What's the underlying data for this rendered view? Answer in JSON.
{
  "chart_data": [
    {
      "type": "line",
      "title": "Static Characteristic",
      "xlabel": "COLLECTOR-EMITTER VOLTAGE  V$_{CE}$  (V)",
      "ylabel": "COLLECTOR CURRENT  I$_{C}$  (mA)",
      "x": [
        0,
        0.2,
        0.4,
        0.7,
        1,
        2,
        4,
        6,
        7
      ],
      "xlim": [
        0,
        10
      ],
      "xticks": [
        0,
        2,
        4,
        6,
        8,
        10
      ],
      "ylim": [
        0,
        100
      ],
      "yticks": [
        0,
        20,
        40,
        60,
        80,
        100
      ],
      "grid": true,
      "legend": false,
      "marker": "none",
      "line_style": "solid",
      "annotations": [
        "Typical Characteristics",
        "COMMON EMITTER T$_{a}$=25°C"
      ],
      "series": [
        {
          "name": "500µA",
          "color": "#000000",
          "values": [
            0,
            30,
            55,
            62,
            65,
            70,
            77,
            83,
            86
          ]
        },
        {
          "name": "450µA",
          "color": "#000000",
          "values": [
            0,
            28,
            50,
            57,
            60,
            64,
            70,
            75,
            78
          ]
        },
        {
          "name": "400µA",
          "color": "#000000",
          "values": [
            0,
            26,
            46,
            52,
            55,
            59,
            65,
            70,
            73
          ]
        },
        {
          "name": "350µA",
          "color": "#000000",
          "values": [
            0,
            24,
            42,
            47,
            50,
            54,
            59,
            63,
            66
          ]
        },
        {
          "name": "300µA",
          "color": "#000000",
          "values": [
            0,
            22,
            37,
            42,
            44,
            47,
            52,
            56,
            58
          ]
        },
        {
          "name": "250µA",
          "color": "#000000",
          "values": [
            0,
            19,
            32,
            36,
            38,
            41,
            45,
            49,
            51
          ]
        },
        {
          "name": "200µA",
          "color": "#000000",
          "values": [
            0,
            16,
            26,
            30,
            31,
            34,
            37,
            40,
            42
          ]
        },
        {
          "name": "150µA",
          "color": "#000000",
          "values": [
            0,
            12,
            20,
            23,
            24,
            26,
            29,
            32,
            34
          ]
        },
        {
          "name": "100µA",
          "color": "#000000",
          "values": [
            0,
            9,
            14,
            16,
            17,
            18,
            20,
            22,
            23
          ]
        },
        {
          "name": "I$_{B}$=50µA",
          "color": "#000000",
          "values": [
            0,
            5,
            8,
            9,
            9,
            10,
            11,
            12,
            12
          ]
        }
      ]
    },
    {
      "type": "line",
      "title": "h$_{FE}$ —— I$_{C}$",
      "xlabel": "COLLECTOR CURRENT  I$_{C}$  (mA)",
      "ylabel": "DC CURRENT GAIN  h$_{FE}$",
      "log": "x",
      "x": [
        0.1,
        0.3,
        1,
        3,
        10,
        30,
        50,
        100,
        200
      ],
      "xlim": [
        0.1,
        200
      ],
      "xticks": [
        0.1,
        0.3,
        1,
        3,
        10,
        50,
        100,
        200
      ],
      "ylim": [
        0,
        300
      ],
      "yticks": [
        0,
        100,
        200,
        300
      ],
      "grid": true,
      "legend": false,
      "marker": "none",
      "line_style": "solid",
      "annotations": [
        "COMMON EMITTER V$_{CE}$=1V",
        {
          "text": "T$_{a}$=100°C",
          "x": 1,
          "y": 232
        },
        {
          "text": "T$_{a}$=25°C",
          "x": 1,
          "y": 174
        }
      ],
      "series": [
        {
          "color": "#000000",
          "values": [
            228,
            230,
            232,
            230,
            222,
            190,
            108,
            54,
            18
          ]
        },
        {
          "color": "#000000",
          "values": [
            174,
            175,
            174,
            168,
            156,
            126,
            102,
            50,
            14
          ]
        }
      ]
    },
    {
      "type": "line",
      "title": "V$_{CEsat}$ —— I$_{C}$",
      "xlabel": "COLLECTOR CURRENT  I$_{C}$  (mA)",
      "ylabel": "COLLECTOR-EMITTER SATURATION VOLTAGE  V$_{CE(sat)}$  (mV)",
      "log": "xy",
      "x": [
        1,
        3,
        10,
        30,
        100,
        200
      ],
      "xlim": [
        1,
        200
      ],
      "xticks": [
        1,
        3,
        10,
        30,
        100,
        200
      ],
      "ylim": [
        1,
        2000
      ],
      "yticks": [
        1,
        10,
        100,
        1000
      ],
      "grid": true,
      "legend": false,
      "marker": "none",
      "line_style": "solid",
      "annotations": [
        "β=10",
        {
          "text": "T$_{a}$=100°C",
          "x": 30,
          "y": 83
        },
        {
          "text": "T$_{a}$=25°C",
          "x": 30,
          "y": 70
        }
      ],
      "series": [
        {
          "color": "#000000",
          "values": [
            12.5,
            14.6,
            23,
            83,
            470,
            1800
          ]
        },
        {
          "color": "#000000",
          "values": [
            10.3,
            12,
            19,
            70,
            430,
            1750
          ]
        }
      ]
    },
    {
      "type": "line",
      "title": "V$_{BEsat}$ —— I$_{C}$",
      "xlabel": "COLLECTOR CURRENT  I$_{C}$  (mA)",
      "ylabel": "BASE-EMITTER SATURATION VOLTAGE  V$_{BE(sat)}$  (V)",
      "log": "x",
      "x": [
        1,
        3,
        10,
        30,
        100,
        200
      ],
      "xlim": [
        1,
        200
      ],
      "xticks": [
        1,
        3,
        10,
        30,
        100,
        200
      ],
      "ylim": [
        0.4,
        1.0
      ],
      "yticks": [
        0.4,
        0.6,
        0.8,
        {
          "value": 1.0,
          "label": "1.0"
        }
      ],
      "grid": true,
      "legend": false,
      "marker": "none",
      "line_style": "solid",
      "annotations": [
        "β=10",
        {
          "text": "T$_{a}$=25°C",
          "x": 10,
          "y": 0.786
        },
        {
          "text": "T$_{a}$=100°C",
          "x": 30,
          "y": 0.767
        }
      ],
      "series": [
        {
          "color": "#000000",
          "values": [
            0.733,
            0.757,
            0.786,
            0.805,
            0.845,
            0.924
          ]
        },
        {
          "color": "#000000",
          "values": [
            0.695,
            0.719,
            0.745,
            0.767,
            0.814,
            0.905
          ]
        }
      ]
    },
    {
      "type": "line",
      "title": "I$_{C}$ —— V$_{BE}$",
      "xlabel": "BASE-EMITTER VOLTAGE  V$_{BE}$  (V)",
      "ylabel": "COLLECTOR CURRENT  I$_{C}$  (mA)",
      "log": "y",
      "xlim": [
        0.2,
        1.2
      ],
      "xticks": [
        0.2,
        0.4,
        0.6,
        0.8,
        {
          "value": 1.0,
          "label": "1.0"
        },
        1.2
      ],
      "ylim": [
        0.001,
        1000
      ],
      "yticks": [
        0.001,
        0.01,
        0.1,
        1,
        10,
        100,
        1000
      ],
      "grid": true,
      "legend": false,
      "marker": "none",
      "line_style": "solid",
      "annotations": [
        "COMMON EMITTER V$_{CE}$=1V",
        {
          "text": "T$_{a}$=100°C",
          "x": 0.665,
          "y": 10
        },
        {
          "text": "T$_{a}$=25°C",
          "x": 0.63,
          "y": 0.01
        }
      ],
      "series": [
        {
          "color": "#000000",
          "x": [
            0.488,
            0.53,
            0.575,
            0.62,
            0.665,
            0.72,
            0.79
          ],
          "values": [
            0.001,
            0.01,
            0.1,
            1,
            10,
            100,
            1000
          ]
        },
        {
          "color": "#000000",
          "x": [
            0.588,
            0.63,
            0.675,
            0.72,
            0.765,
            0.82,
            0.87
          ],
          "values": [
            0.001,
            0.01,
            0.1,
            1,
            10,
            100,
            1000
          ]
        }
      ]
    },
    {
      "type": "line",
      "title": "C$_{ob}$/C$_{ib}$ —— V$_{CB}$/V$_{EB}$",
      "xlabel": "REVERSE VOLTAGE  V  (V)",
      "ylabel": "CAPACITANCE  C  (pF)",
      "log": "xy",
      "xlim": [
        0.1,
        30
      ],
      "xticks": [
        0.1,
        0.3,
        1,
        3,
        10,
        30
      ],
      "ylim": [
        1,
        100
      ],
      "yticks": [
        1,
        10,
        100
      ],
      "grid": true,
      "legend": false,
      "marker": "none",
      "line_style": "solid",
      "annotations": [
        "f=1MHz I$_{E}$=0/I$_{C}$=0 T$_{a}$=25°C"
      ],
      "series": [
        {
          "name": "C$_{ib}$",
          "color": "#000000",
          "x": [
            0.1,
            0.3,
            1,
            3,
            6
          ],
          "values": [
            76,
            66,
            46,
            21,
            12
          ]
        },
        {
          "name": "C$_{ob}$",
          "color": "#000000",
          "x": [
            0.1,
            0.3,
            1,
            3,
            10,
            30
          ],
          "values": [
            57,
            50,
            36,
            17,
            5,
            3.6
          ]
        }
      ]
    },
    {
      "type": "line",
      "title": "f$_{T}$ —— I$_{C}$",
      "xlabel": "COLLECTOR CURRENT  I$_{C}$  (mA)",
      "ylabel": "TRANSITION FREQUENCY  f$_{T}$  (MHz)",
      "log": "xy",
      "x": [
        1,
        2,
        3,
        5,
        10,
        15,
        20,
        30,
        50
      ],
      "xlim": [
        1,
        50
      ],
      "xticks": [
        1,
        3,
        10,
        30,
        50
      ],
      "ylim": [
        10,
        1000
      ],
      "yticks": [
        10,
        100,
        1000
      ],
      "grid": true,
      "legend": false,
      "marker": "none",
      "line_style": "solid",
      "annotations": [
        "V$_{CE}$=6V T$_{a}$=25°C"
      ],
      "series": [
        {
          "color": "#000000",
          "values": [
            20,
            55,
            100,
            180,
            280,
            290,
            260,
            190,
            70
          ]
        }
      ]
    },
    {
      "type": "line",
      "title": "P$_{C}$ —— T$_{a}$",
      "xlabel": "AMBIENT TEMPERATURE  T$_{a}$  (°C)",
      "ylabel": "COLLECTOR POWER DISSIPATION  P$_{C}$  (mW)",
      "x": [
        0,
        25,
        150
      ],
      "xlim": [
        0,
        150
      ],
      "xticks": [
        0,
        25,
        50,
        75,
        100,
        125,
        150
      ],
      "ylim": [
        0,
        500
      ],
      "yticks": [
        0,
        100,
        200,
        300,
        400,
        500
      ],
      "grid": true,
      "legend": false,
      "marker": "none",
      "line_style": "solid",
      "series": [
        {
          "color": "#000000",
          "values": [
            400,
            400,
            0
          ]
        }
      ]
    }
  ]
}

- PROBLEM STATEMENT -
In the data above, how many lines contain the string "title"? Answer with the number only.

- SOLUTION TO THE PROBLEM -
8